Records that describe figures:
####################
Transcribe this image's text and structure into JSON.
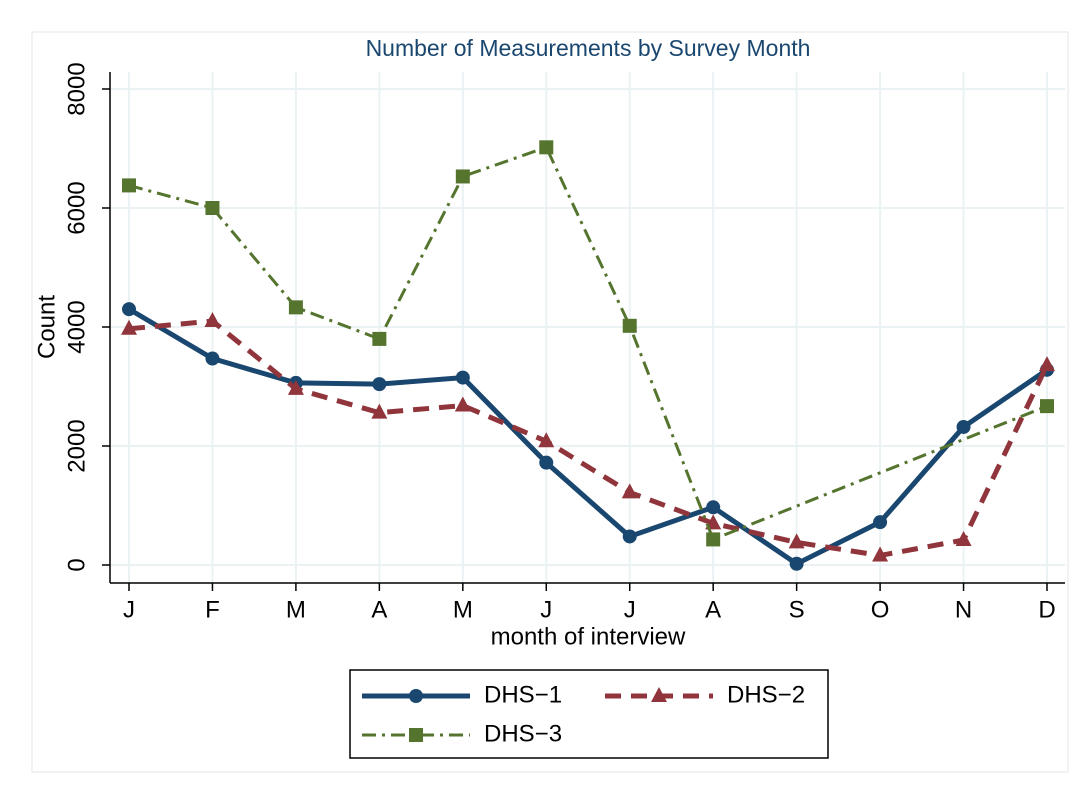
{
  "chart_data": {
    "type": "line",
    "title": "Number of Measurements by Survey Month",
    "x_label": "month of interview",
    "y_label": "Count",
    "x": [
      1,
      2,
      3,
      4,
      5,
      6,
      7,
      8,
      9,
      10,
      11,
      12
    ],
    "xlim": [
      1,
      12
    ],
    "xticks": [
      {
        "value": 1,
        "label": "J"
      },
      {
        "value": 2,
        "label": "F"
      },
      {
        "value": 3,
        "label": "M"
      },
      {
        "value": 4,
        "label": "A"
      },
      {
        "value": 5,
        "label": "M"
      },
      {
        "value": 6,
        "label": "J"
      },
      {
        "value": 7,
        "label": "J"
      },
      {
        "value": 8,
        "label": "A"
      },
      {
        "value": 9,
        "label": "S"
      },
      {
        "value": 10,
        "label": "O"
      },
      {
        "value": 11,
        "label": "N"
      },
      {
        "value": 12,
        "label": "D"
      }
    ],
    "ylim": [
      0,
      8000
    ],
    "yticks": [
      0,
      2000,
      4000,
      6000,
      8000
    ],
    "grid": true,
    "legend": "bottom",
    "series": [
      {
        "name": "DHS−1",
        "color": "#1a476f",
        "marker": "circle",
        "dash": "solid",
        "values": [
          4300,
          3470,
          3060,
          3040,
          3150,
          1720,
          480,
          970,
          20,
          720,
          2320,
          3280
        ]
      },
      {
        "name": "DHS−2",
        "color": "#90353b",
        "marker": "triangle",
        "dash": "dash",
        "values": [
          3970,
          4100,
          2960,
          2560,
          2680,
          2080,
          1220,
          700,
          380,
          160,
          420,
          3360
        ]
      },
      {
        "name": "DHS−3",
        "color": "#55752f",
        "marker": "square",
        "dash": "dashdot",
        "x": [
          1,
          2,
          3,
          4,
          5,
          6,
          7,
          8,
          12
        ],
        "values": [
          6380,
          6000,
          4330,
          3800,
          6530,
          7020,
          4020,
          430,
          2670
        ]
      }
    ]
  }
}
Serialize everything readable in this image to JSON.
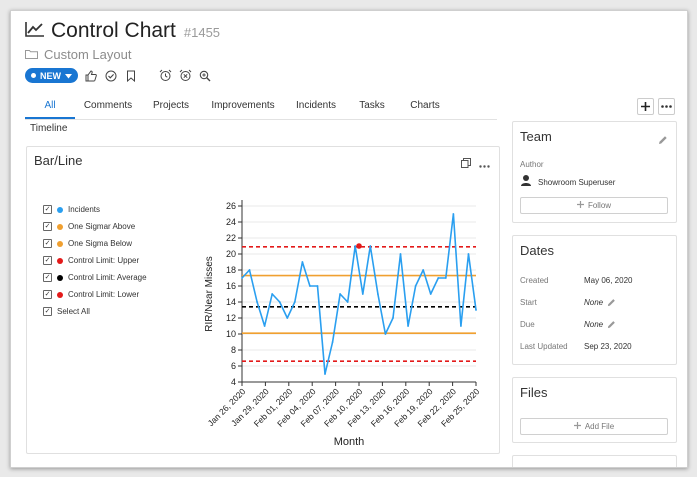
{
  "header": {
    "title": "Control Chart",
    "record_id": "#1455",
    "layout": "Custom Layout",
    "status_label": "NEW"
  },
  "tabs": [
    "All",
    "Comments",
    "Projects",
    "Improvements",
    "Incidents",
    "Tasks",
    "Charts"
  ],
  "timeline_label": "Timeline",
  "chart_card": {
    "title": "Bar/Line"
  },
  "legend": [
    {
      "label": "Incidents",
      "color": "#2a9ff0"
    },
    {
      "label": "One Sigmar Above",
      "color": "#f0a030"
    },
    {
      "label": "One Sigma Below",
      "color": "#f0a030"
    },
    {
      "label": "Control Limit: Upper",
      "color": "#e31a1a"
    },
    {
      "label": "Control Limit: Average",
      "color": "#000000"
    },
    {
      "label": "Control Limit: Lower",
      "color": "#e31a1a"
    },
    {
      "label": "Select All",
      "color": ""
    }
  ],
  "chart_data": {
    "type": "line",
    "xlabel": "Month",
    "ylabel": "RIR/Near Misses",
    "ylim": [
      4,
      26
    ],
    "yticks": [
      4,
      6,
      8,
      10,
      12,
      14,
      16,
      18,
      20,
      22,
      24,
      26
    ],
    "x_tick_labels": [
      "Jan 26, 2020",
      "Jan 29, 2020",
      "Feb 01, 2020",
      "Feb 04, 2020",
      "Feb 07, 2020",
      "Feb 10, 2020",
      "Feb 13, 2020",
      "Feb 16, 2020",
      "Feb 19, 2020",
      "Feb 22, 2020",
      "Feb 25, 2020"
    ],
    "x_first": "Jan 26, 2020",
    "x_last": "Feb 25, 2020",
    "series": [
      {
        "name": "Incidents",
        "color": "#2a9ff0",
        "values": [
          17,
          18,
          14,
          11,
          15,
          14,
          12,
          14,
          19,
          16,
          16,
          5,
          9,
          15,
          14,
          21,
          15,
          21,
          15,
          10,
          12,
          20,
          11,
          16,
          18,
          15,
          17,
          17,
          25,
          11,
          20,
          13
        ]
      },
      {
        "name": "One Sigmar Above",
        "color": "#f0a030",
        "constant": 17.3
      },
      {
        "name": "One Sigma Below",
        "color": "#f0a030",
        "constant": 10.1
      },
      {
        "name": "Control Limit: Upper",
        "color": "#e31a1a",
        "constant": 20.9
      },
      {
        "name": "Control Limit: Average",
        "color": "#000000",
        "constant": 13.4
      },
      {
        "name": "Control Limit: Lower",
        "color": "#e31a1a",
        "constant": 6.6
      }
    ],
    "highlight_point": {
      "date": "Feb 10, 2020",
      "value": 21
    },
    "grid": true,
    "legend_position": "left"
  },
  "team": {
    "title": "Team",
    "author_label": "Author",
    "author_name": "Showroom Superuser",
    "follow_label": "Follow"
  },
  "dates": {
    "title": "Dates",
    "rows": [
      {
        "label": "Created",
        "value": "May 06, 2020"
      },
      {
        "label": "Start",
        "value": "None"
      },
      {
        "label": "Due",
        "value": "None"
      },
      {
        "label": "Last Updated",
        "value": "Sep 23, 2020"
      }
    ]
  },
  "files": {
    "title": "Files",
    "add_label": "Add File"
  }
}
####################
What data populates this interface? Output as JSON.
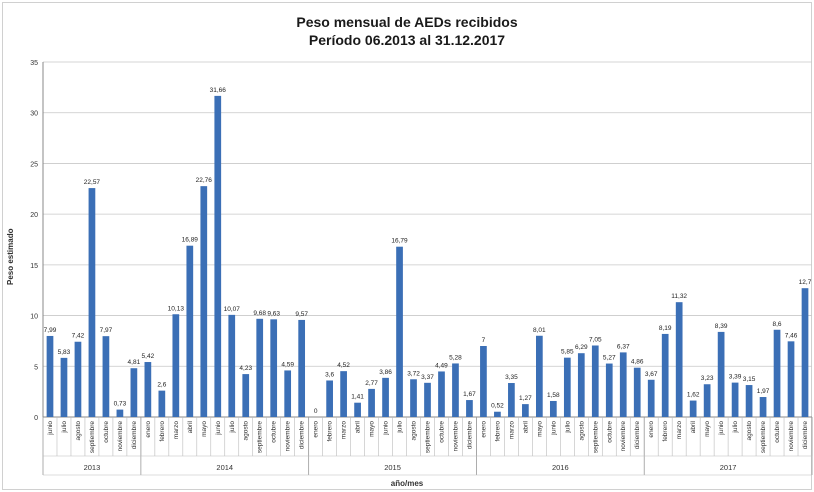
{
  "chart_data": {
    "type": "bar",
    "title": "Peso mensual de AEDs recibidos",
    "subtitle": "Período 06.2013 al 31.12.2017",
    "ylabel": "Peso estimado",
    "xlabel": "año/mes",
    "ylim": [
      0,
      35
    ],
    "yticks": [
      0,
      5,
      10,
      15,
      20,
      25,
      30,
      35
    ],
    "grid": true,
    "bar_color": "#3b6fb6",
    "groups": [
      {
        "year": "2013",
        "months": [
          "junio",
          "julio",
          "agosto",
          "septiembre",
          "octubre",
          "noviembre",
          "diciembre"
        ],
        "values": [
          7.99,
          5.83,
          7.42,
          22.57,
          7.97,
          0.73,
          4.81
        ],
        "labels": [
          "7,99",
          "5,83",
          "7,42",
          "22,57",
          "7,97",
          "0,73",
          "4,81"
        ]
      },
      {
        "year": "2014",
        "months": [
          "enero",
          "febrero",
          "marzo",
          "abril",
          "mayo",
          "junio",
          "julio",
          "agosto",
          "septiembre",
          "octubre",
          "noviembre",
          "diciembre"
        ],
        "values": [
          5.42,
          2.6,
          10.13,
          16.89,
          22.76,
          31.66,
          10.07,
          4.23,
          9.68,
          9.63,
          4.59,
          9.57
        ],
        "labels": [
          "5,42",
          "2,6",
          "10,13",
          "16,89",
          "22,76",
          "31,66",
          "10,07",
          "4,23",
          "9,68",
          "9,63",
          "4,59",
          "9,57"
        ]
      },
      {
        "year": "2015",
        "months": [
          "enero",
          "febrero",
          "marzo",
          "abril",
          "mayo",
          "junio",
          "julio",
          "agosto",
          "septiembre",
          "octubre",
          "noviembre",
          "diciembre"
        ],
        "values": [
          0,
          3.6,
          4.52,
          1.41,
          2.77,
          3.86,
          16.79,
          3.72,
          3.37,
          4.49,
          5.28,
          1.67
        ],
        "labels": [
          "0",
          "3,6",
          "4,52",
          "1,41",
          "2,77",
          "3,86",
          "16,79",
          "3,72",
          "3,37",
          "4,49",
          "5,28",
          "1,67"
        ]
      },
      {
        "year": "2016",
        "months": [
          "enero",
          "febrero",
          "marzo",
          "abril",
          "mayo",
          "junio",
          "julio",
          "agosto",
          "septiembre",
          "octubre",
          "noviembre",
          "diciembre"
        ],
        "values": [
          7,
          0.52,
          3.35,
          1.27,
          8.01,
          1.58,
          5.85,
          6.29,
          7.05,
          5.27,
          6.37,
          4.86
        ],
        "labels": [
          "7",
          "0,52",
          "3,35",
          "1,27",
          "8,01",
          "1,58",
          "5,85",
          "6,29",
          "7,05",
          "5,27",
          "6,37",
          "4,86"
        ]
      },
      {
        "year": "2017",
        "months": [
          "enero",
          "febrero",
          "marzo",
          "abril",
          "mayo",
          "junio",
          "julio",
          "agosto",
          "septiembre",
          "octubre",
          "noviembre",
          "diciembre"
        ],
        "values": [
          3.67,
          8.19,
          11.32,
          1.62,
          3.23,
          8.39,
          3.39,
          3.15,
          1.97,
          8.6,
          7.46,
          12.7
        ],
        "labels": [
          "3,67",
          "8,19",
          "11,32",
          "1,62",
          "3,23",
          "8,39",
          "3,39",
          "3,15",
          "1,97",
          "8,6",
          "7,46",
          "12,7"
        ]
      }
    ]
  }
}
####################
EXERCISE REQUIREMENTS:
Count the lines of the listing above that include the word "year" and state the total with nothing else.

OUTPUT BELOW:
5